[WORK TO DO] State how many lines in the listing below include the word "Company", and add nothing besides the number.

[DATA EXTRACT]
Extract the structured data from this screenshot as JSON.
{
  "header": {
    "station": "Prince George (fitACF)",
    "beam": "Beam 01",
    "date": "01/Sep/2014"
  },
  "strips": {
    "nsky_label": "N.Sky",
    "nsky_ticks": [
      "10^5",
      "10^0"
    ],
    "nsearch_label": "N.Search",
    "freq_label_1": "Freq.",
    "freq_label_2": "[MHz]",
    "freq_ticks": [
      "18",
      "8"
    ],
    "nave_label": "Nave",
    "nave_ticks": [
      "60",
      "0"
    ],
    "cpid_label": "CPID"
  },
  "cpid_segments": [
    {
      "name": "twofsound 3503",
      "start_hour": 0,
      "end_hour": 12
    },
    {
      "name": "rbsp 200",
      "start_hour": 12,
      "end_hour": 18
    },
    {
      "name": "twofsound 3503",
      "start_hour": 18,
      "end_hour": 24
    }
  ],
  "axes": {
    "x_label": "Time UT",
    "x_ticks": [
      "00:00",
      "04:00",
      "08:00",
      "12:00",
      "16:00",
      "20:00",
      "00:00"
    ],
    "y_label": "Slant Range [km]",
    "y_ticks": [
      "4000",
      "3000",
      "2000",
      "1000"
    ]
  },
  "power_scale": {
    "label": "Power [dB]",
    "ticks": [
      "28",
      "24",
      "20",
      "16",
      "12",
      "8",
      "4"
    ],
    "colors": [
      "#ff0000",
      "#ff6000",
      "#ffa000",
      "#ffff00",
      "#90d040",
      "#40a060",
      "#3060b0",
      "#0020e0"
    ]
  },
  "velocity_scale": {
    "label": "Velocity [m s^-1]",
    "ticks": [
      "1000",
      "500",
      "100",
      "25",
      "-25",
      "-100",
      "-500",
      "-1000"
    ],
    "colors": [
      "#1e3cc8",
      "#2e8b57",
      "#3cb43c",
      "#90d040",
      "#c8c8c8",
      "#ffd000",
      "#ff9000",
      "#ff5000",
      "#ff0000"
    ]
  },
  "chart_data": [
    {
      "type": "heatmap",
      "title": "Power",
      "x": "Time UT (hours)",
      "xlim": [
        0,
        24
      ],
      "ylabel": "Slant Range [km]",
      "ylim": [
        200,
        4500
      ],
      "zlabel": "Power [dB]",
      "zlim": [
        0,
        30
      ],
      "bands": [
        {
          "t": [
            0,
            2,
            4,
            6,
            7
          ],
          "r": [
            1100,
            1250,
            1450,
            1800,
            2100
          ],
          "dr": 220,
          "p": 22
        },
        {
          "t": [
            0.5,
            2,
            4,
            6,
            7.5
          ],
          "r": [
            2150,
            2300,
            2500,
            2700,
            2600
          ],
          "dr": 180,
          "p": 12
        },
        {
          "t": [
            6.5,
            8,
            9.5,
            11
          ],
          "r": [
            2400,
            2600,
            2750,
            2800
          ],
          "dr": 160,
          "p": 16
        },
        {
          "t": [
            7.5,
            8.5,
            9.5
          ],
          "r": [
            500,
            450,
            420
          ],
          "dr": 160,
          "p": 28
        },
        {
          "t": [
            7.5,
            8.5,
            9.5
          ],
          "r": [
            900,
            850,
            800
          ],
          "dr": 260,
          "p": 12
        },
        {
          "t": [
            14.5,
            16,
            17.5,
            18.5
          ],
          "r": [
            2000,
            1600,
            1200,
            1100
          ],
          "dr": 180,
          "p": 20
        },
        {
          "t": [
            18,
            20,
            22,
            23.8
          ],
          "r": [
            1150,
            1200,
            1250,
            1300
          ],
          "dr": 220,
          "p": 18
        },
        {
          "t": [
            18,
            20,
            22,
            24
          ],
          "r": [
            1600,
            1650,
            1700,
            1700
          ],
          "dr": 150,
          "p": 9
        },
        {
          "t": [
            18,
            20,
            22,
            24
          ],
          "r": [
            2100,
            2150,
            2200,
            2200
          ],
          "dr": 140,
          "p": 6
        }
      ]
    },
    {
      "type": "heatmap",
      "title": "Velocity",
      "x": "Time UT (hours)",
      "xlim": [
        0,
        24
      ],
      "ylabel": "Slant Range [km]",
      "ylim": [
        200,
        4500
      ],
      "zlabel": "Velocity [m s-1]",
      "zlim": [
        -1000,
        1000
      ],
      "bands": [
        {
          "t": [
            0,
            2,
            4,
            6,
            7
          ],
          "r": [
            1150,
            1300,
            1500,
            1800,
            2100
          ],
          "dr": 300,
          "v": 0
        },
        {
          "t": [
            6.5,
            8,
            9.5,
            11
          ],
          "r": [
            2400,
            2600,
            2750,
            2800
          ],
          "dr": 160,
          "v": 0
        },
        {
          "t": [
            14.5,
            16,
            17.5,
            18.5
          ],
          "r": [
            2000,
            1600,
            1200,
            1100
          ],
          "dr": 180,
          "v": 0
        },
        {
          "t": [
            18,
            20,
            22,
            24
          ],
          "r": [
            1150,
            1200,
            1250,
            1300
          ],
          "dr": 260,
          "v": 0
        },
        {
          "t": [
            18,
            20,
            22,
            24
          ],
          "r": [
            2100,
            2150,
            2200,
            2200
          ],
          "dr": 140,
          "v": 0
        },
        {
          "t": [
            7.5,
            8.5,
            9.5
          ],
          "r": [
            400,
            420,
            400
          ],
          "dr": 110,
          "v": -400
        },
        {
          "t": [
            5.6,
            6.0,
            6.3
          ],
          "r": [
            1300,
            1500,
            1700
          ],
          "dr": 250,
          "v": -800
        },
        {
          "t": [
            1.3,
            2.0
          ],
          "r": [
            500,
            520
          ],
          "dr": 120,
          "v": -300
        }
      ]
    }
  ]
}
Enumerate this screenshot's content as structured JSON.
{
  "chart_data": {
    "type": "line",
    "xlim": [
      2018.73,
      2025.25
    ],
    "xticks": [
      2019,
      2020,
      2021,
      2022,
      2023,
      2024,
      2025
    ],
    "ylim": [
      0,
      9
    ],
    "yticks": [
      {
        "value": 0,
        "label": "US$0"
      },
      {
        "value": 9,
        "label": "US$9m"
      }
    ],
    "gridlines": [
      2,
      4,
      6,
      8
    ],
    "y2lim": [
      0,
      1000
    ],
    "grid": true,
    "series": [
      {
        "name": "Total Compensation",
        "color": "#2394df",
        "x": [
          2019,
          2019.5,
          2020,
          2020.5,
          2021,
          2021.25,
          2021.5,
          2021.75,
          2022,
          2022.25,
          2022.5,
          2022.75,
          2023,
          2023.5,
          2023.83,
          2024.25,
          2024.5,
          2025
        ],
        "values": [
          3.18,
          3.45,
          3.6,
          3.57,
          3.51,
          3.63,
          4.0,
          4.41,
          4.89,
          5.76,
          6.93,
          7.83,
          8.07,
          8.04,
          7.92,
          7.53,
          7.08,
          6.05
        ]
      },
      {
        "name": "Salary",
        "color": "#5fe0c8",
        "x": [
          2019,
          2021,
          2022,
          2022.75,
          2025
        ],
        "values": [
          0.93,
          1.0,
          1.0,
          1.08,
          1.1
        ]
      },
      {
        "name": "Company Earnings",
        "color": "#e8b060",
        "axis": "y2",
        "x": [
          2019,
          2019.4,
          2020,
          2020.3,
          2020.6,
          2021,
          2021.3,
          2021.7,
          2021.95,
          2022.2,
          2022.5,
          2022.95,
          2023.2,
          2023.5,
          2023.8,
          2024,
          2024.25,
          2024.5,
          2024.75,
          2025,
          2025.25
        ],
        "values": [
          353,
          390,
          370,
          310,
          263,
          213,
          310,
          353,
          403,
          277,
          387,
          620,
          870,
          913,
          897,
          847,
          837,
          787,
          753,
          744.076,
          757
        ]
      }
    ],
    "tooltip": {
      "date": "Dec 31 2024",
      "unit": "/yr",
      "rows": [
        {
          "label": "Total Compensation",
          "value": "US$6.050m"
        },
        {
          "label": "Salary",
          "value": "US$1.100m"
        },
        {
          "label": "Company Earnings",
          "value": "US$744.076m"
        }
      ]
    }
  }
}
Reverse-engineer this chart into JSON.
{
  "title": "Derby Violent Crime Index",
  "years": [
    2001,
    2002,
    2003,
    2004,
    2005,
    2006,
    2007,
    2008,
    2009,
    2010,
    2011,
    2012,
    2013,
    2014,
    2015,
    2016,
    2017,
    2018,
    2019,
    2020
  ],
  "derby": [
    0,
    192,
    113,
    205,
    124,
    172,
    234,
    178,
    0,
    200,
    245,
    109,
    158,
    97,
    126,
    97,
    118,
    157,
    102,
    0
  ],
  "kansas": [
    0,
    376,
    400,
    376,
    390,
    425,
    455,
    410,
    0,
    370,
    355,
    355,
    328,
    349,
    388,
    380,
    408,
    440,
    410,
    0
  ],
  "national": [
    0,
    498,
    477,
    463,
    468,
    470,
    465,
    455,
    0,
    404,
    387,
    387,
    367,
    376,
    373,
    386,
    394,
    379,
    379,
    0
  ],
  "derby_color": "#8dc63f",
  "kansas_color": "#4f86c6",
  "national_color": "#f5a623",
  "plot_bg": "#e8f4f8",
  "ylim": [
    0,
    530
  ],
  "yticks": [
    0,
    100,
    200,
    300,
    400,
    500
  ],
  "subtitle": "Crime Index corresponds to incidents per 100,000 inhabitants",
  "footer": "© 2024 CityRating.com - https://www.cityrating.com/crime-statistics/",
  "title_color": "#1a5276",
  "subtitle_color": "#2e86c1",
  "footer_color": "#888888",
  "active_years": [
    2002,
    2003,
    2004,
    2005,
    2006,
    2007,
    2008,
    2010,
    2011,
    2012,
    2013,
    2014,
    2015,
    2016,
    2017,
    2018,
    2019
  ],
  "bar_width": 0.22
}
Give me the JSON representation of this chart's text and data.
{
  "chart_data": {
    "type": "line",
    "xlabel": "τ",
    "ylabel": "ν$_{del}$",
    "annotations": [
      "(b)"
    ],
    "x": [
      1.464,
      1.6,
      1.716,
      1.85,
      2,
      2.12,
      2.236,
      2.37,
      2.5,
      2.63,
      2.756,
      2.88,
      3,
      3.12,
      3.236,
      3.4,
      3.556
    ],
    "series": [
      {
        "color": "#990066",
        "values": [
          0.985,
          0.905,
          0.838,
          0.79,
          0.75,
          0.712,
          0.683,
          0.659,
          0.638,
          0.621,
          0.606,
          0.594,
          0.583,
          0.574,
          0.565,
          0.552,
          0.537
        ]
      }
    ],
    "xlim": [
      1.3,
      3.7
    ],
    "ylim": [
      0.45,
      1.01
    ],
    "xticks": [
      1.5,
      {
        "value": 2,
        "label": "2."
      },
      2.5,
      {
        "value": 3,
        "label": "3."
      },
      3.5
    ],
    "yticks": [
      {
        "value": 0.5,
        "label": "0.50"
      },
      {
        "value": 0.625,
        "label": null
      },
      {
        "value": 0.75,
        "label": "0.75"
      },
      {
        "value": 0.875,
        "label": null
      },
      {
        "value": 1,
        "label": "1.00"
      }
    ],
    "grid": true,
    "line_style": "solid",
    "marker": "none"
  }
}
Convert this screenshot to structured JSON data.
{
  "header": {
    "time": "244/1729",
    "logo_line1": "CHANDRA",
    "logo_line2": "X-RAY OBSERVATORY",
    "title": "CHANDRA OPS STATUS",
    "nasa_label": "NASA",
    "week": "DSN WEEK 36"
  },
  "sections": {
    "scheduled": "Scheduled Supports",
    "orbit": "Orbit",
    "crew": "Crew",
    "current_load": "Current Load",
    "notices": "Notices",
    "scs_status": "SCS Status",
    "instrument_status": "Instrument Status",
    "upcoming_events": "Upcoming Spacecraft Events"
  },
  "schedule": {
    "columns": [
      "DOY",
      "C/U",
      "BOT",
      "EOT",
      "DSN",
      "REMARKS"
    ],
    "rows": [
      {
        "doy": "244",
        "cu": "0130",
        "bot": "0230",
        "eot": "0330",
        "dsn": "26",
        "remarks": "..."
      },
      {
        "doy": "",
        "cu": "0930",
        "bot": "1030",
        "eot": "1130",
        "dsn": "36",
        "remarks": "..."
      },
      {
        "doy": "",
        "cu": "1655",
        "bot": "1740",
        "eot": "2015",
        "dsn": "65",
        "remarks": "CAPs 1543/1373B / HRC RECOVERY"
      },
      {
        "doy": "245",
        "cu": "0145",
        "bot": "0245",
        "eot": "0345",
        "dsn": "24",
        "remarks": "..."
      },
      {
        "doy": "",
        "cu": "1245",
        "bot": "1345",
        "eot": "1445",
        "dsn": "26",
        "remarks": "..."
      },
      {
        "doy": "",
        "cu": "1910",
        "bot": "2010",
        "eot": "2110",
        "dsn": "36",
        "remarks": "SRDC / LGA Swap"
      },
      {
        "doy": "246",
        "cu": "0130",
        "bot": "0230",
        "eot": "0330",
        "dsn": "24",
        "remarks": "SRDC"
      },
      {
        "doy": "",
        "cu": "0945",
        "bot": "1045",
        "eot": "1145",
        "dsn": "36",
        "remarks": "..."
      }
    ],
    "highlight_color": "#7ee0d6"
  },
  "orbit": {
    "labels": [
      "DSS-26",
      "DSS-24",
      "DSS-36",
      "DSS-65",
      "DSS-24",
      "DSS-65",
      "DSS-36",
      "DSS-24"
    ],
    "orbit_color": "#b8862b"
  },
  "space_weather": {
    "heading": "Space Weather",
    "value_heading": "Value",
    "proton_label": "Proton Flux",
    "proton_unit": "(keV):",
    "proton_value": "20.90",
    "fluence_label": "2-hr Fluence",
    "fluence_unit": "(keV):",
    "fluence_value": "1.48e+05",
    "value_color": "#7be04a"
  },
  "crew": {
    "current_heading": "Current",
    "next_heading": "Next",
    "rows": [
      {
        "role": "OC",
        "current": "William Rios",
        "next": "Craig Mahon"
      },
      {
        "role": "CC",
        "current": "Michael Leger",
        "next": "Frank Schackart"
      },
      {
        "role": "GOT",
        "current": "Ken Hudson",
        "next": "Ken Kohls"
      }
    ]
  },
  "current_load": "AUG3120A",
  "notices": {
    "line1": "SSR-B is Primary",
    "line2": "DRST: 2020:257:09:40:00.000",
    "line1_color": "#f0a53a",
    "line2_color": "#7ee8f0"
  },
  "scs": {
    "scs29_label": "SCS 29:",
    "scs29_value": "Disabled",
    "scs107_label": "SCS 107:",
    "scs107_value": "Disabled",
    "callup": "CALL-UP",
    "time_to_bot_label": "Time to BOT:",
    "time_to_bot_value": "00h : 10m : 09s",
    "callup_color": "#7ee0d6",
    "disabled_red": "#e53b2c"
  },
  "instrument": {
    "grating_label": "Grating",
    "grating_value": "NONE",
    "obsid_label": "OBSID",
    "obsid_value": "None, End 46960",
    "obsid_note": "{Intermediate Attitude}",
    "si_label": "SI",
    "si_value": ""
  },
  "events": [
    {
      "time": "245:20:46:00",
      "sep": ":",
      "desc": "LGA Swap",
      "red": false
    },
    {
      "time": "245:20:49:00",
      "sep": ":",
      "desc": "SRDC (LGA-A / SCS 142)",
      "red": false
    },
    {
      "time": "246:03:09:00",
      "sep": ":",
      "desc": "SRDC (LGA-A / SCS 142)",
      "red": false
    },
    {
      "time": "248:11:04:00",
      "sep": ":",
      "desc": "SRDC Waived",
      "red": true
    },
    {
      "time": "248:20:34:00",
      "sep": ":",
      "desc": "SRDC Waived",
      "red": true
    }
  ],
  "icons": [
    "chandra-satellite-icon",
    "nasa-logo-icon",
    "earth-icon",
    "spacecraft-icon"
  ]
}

[COMPLETED TASK] 2